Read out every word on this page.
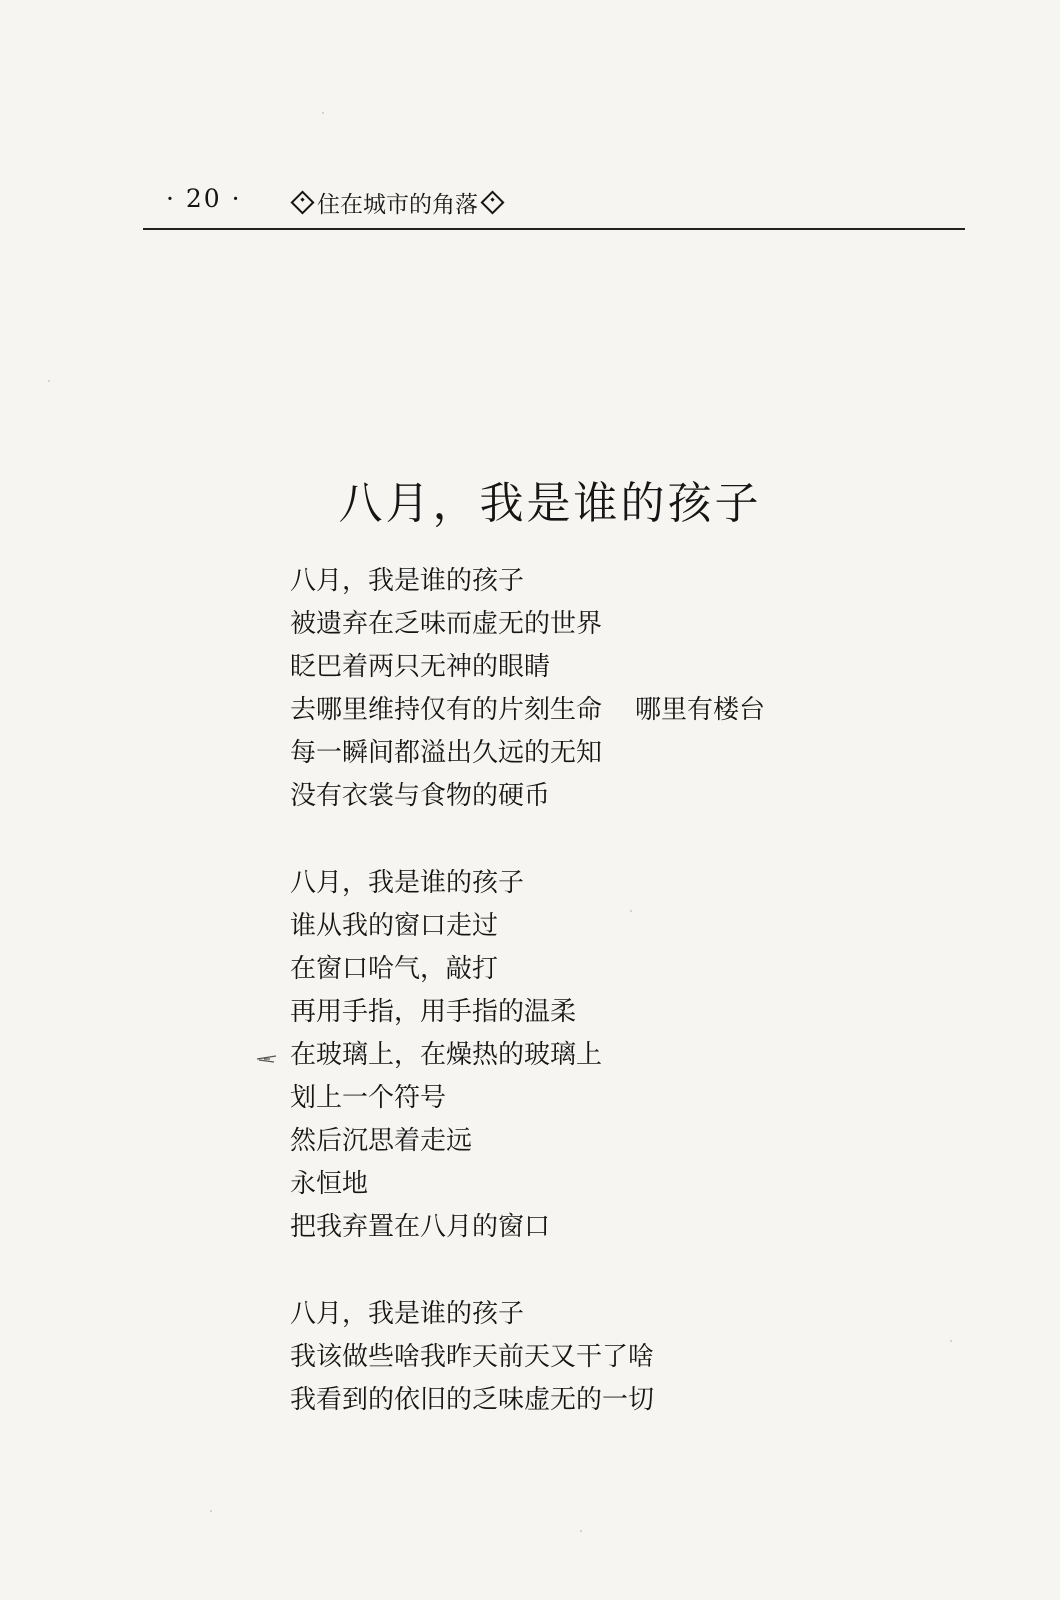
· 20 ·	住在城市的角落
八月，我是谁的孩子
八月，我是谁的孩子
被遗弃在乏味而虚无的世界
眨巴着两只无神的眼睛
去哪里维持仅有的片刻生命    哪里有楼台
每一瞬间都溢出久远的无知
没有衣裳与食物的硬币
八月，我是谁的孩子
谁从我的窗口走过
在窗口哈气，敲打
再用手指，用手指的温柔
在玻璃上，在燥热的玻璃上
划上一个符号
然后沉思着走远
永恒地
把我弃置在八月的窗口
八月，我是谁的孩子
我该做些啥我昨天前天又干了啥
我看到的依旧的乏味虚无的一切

•••

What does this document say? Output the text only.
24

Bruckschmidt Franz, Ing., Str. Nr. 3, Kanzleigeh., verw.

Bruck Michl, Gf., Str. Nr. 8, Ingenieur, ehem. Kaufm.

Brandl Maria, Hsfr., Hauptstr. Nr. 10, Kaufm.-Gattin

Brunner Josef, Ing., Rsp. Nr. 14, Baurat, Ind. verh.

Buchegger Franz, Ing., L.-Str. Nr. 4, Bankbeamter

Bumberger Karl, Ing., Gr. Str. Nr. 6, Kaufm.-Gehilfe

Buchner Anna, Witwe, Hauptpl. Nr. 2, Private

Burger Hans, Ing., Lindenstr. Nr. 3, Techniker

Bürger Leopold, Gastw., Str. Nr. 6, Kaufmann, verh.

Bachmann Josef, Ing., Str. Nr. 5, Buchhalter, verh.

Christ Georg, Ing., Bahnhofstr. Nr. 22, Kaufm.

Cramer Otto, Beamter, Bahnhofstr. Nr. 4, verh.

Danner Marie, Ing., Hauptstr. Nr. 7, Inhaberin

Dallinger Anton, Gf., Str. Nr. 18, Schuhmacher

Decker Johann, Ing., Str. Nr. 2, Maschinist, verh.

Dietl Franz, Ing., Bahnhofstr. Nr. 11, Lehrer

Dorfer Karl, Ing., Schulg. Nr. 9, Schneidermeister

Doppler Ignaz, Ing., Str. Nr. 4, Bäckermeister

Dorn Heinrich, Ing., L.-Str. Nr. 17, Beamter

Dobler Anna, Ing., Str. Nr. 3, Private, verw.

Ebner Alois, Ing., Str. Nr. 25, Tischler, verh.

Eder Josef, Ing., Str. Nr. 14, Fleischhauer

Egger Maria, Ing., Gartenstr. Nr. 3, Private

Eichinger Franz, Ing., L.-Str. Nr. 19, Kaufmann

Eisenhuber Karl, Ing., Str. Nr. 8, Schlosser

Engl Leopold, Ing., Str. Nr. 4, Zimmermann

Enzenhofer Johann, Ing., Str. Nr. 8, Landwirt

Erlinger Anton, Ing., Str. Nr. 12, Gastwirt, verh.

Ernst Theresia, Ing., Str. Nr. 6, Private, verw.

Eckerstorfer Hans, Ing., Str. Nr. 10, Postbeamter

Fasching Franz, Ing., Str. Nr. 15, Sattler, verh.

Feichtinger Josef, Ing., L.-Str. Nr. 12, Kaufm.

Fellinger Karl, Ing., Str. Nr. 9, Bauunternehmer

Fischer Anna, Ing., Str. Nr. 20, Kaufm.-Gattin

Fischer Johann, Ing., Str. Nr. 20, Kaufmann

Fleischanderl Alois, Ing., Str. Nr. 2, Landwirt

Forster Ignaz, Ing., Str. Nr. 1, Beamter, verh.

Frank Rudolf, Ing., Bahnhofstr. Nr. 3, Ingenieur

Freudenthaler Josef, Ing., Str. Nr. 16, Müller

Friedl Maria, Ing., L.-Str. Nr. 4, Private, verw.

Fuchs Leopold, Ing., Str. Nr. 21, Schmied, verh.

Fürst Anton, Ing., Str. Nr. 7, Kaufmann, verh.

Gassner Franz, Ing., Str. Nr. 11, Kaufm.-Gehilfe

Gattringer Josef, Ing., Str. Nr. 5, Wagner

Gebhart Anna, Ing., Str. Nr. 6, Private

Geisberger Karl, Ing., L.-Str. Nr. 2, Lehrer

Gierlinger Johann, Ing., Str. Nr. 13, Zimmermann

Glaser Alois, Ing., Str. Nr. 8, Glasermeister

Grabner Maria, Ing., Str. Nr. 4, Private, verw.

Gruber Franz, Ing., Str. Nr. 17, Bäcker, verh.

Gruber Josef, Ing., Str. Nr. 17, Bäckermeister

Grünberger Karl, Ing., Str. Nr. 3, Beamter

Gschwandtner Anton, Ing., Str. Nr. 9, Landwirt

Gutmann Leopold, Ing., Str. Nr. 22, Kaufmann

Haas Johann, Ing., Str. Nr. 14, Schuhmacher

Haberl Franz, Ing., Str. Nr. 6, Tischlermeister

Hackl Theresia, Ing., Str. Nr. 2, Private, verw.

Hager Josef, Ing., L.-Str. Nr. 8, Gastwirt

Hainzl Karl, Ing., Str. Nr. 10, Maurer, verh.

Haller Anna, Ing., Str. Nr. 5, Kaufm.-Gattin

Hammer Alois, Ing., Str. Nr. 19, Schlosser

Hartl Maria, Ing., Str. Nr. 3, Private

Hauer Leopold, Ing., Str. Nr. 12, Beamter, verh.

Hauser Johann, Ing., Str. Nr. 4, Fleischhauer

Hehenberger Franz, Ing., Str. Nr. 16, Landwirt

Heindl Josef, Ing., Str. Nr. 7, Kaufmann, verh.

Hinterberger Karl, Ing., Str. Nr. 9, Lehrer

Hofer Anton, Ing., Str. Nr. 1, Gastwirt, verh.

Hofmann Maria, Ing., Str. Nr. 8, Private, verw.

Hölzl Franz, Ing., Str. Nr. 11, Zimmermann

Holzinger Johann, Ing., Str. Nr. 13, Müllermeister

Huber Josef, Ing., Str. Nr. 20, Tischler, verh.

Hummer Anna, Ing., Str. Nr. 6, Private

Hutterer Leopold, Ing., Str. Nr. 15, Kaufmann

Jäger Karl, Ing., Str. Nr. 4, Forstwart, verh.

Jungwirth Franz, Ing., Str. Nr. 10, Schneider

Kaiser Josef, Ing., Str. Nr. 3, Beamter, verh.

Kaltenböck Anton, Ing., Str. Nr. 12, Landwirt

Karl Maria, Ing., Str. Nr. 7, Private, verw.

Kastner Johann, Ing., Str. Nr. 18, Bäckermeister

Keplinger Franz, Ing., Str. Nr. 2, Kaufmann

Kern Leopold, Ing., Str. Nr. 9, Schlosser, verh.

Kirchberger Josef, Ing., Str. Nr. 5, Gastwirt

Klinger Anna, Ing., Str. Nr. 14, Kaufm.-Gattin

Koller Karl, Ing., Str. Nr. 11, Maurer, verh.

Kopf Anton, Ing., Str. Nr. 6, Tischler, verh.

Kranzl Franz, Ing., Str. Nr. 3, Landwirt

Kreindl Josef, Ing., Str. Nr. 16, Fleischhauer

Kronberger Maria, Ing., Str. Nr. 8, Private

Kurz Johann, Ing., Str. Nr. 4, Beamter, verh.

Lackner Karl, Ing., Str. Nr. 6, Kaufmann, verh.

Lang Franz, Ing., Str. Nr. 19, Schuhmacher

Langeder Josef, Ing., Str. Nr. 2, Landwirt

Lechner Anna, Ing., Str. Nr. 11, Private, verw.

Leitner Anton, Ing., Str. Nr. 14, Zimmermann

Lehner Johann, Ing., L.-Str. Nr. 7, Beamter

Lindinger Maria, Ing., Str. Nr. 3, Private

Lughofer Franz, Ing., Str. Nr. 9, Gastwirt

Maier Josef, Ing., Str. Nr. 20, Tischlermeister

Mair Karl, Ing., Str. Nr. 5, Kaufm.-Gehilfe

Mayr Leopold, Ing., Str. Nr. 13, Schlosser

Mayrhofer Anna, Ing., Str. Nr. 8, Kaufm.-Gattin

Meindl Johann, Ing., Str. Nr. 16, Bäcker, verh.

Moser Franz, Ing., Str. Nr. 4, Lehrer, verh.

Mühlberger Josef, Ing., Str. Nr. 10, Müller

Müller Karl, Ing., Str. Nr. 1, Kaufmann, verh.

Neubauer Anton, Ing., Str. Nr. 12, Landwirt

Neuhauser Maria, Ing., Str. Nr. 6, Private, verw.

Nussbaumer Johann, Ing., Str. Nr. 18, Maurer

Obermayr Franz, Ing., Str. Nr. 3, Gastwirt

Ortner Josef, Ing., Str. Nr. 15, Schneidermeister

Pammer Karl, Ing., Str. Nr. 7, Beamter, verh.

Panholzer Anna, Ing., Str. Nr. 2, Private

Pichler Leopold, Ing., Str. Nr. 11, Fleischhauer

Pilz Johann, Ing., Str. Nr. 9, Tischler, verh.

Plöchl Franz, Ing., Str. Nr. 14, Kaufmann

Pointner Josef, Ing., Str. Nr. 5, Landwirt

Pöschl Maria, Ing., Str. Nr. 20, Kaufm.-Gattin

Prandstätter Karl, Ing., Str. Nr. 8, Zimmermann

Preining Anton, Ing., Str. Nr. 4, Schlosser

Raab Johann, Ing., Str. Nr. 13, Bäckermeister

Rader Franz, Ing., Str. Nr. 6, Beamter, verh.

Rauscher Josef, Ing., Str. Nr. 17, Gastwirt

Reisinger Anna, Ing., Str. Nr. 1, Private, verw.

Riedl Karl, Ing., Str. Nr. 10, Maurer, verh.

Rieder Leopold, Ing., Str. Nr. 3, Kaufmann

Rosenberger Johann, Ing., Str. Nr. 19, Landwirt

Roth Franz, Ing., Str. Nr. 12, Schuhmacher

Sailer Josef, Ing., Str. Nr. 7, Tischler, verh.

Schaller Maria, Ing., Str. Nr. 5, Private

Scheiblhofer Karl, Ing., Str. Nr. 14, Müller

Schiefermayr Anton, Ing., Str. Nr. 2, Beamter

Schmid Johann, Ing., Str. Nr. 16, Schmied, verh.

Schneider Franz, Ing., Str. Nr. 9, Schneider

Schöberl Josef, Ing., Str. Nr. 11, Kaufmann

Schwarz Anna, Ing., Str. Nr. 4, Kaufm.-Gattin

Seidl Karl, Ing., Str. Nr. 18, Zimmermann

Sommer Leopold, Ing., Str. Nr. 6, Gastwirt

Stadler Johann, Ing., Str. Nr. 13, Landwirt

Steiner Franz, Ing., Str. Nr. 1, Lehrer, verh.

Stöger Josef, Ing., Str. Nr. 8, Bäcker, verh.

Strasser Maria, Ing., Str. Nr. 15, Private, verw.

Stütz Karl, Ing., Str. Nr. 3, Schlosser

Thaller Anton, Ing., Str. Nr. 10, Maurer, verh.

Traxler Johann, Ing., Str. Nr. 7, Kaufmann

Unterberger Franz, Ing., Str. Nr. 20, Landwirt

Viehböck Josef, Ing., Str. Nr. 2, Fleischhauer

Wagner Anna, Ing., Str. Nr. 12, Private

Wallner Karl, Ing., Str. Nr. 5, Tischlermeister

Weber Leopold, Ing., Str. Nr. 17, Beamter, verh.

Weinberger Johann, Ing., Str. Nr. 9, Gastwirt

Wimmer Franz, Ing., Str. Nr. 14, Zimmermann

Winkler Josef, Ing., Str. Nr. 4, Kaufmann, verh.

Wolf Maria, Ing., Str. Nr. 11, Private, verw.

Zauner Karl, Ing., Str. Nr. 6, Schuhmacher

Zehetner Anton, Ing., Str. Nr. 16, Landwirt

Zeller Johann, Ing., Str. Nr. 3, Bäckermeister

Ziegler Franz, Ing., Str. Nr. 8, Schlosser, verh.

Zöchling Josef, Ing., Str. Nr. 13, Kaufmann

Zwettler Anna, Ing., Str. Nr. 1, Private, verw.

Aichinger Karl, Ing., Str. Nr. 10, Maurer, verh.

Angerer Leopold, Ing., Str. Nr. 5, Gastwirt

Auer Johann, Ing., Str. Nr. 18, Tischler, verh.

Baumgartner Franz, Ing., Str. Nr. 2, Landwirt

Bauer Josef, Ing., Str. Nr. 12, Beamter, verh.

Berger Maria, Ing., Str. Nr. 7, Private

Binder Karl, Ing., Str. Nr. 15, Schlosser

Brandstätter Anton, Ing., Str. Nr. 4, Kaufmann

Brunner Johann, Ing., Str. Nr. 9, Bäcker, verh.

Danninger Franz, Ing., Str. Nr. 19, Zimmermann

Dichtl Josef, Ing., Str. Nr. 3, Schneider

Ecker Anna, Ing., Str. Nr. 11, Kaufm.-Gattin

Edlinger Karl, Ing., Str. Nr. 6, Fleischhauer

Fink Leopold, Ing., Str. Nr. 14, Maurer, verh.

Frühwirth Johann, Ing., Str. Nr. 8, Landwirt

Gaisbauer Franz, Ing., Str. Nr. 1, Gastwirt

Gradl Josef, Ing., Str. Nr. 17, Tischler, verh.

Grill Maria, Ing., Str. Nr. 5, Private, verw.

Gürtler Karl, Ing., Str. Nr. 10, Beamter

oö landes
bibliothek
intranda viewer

•••

EXERCISE TASK
Report how many lines of the entries hold the word "Schneidermeister". Nothing else is needed.

EXERCISE OUTPUT
2